[Excerpts from a figure dataset]
=-=-=

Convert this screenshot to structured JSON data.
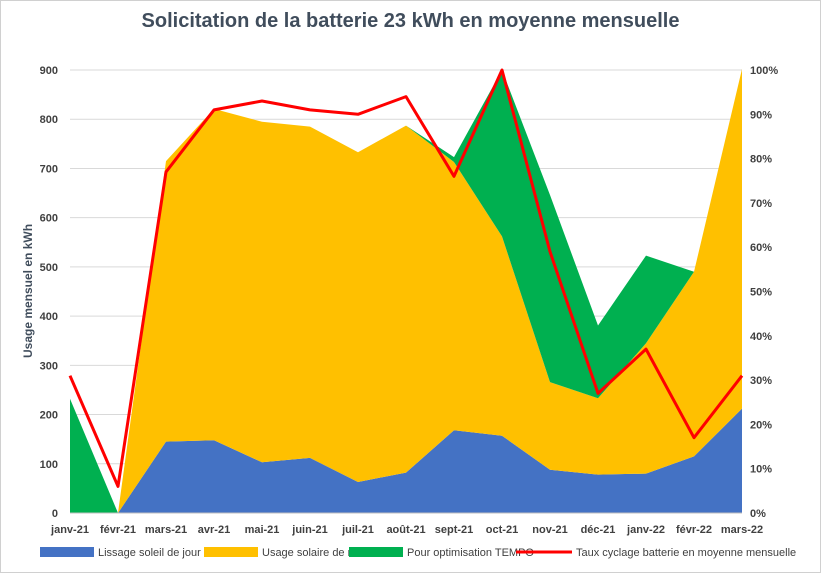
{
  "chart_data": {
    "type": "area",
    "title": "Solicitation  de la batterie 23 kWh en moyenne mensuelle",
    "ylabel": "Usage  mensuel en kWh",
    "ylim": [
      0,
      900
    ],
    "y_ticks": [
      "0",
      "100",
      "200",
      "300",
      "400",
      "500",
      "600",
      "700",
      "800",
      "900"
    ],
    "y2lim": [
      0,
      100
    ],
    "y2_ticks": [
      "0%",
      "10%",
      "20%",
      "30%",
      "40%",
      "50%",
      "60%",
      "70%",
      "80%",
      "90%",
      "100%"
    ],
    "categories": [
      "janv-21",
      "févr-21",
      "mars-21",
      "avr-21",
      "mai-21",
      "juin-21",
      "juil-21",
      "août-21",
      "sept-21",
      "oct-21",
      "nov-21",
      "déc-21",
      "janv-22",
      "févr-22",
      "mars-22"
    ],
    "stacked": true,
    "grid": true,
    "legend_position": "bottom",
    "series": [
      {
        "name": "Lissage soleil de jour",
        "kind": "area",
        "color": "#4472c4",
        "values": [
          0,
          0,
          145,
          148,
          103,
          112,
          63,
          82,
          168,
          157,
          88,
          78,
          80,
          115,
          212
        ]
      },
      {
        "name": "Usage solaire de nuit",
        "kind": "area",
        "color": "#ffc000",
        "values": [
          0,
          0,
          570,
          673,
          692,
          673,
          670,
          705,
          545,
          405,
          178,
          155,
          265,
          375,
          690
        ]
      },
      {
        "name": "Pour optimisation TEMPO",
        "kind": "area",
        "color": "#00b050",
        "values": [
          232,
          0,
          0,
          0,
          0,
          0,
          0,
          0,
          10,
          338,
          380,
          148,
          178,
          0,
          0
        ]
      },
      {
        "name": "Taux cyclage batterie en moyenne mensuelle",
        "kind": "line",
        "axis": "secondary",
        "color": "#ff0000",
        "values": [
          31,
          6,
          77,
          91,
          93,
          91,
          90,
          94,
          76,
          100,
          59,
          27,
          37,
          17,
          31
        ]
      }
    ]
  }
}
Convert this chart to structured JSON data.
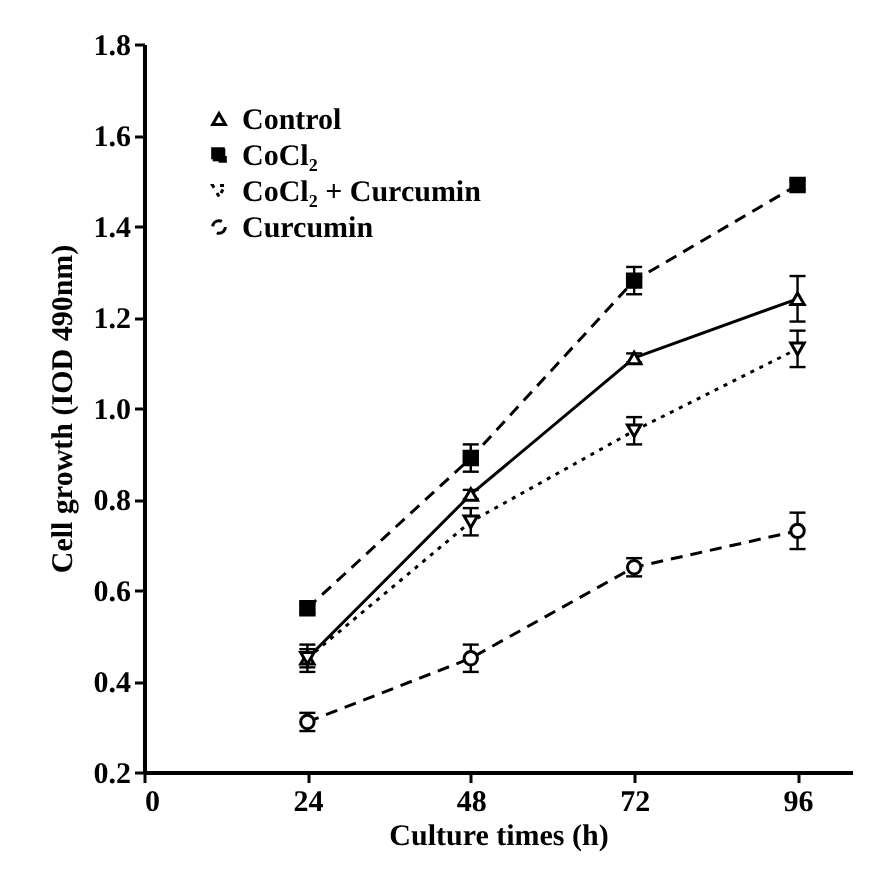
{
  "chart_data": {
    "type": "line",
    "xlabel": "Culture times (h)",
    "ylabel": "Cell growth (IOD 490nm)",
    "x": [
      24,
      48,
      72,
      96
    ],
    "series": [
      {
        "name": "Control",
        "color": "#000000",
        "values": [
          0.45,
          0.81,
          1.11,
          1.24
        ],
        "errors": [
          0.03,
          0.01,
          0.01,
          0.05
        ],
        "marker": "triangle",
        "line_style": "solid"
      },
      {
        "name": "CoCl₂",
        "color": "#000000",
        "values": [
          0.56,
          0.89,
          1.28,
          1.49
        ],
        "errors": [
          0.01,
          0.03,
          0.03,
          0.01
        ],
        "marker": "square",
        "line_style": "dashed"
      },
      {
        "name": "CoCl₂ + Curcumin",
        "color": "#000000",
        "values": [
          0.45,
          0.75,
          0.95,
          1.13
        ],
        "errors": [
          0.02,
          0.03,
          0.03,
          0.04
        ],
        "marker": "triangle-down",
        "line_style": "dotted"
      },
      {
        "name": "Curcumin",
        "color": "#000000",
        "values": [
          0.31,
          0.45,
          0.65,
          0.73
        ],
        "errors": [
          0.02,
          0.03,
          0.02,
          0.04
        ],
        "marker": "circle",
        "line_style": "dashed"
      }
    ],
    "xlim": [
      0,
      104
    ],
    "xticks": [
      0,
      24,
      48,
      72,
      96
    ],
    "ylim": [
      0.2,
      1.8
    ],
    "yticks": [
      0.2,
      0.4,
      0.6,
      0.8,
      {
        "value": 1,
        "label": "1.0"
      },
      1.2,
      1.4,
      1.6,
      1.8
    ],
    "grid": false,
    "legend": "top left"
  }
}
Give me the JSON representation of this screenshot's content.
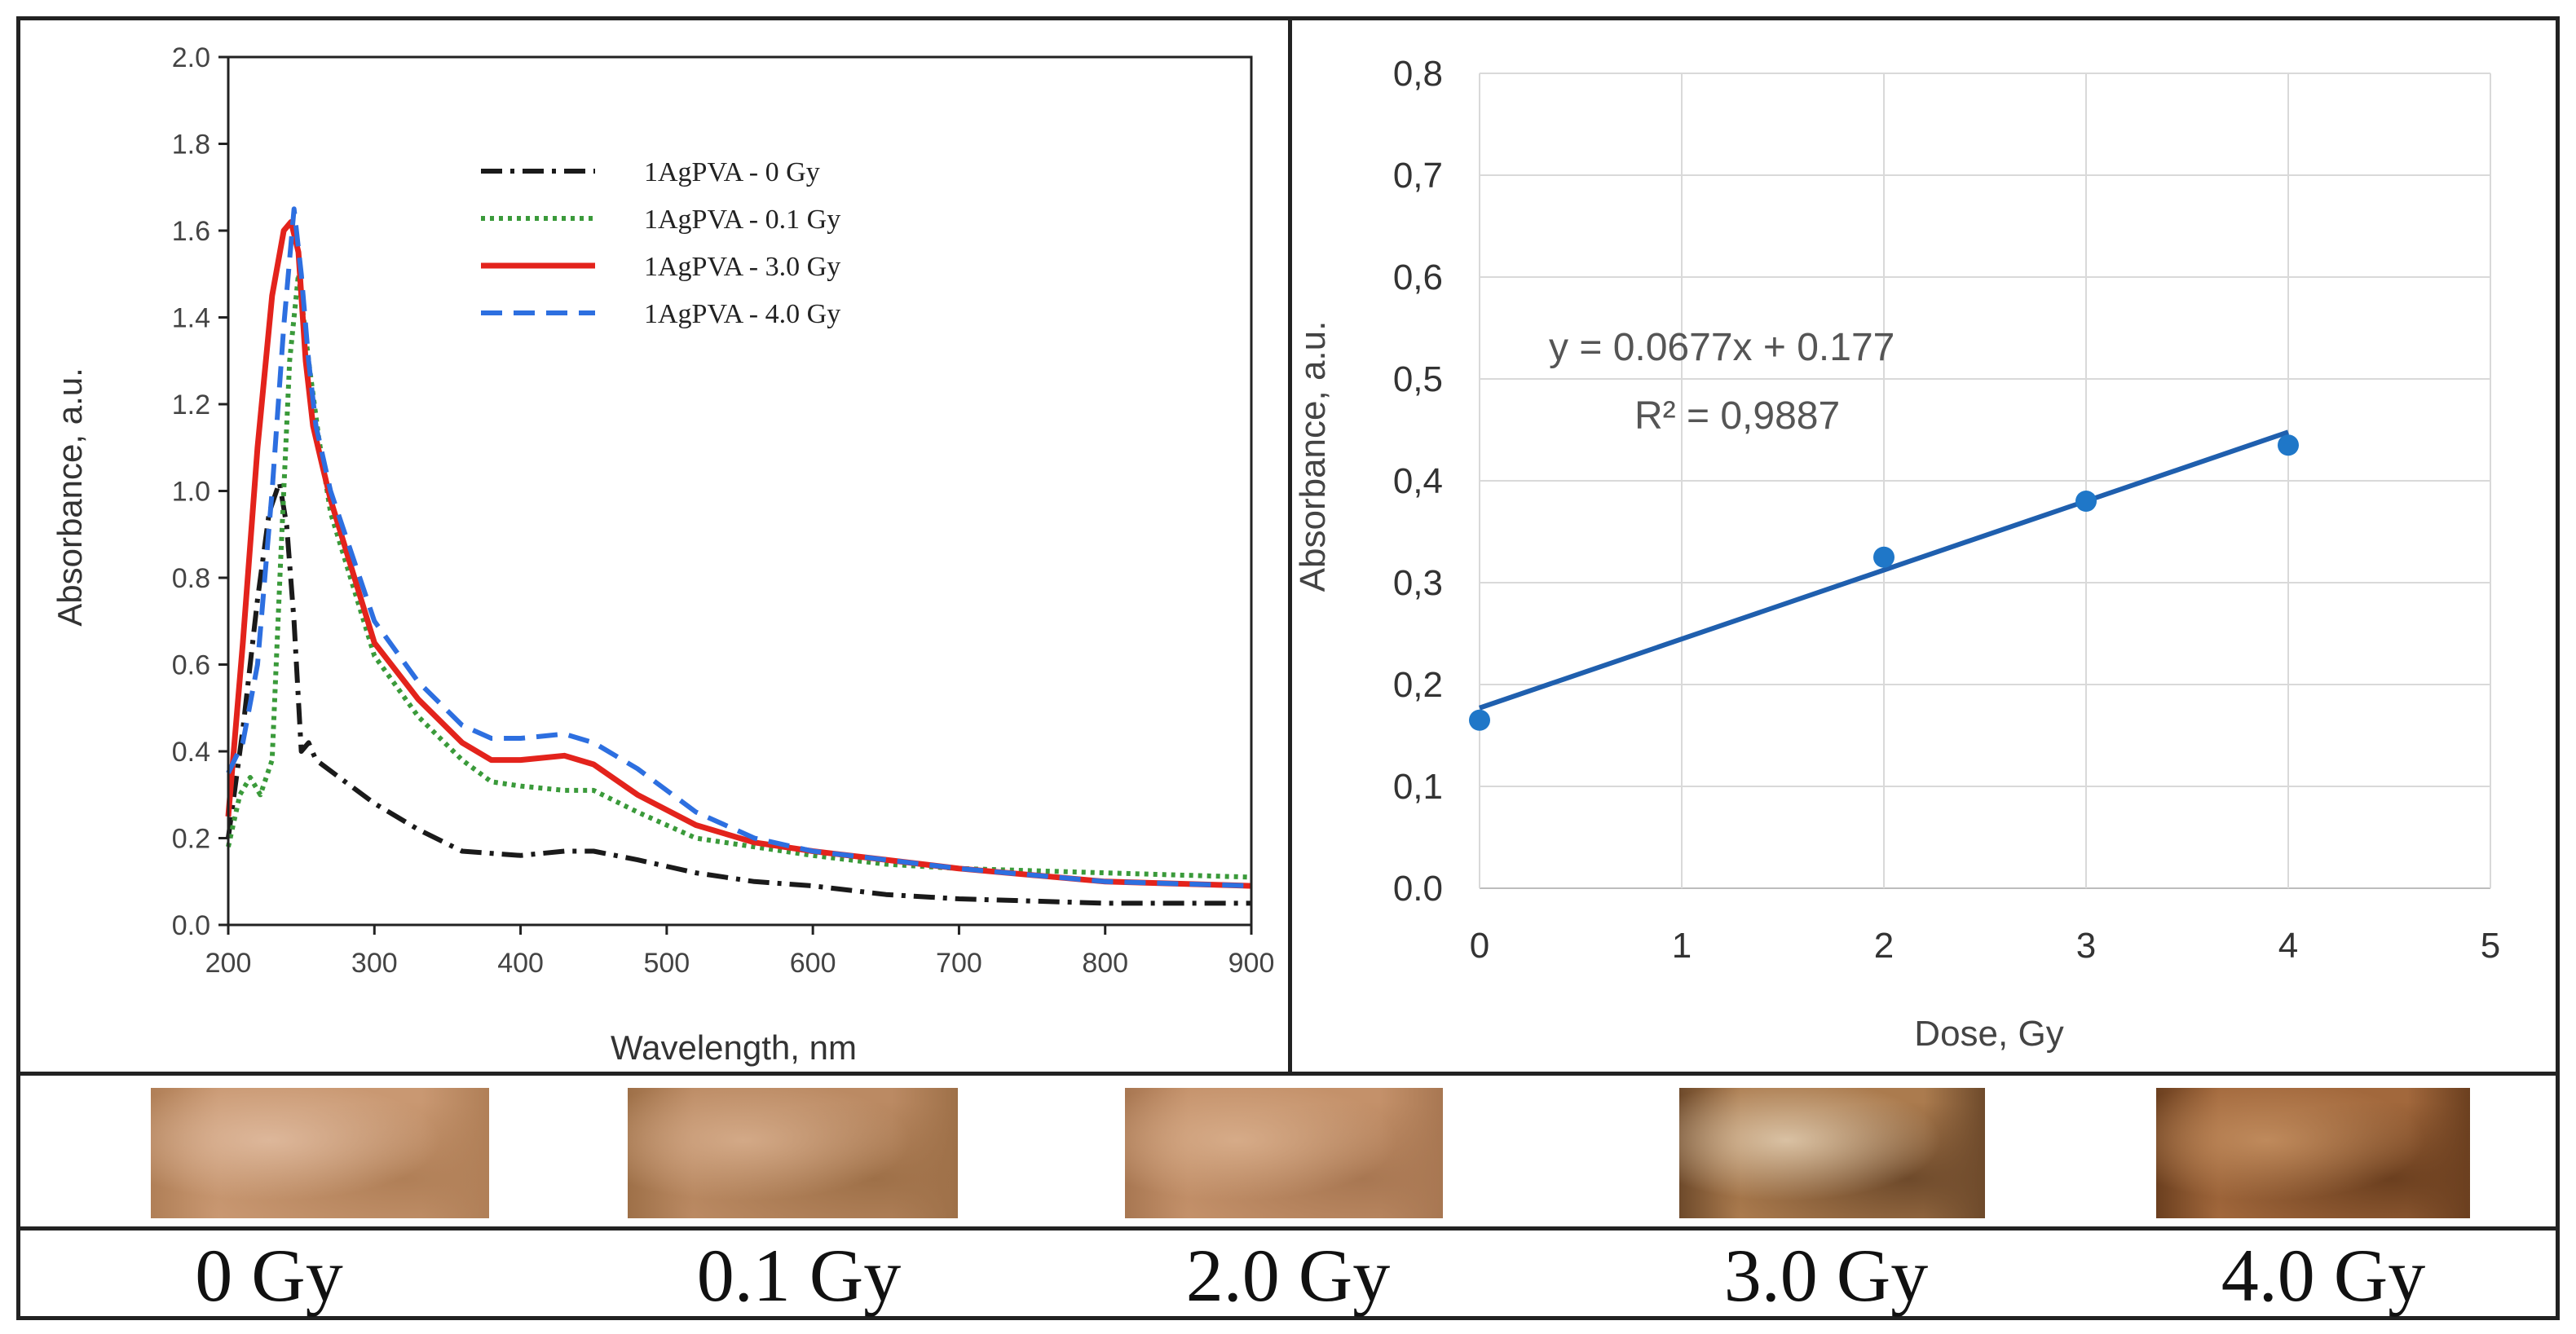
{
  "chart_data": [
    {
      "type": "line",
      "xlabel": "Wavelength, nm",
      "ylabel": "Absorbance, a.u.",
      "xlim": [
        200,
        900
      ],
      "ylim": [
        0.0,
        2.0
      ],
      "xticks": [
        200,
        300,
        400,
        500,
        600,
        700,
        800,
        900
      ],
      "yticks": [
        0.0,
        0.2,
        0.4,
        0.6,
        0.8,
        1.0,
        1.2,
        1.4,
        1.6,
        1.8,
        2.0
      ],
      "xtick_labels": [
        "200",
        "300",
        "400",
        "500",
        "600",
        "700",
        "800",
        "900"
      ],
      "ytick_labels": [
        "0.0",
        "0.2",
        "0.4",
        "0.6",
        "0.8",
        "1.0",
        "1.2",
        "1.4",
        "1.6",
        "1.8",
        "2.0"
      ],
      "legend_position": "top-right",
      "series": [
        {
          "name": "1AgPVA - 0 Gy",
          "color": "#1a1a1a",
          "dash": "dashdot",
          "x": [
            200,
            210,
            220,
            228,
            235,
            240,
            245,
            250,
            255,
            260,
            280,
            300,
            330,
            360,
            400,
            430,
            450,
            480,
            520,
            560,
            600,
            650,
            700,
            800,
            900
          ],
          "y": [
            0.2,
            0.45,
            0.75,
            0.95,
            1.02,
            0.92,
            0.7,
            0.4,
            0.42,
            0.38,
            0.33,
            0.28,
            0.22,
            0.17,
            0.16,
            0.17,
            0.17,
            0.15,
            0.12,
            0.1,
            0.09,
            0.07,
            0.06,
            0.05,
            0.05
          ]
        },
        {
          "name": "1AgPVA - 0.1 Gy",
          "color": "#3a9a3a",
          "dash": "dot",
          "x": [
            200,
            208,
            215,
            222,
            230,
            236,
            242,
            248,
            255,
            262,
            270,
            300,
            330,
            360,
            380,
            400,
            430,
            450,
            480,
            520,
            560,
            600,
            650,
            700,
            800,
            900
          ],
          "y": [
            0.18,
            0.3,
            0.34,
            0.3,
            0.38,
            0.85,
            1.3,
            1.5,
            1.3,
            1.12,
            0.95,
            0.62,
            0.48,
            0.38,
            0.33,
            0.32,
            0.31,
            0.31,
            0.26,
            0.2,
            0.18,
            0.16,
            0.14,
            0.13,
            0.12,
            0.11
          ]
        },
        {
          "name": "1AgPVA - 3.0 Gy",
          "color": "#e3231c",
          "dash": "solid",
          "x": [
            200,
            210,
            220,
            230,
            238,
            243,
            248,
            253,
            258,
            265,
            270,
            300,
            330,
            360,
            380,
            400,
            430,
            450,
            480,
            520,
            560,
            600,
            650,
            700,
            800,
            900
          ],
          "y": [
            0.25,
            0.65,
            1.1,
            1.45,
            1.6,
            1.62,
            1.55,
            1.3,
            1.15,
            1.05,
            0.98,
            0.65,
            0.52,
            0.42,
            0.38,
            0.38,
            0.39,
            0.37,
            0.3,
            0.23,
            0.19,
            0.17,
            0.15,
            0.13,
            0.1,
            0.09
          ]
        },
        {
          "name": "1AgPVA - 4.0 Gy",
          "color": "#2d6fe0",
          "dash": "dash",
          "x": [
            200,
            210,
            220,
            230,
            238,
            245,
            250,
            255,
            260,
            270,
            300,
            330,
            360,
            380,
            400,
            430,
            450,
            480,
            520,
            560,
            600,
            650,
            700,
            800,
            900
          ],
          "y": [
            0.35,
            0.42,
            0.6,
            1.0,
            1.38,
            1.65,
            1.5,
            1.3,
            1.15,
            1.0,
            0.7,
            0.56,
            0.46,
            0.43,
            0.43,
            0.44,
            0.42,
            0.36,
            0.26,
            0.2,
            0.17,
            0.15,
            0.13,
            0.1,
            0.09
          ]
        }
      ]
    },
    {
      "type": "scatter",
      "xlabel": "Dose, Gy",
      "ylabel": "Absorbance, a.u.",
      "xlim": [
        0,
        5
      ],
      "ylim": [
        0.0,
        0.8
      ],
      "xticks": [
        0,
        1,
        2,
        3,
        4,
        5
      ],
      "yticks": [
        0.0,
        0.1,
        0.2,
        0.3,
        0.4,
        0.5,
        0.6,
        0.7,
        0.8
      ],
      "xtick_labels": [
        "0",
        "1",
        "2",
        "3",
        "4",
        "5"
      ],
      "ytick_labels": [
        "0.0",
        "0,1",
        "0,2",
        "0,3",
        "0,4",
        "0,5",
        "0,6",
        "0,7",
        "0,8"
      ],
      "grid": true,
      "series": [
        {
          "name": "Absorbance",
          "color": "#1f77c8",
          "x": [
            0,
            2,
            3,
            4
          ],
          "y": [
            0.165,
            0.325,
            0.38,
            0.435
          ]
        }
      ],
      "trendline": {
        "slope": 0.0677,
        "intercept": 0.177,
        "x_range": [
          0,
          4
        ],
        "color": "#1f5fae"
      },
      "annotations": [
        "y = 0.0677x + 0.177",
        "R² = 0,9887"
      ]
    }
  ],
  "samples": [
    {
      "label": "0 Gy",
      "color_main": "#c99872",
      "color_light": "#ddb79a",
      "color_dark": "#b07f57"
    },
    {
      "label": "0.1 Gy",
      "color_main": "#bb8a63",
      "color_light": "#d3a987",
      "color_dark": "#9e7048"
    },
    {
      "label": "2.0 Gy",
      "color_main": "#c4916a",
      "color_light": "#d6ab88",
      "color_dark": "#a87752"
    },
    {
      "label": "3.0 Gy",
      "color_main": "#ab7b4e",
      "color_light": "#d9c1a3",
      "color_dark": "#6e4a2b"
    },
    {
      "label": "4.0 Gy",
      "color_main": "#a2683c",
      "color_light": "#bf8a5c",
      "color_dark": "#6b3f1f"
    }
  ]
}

=-=-=

In the listing above, find the lines holding the word "Usage" and copy them.

    "ylabel": "Usage  mensuel en kWh",
        "name": "Usage solaire de nuit",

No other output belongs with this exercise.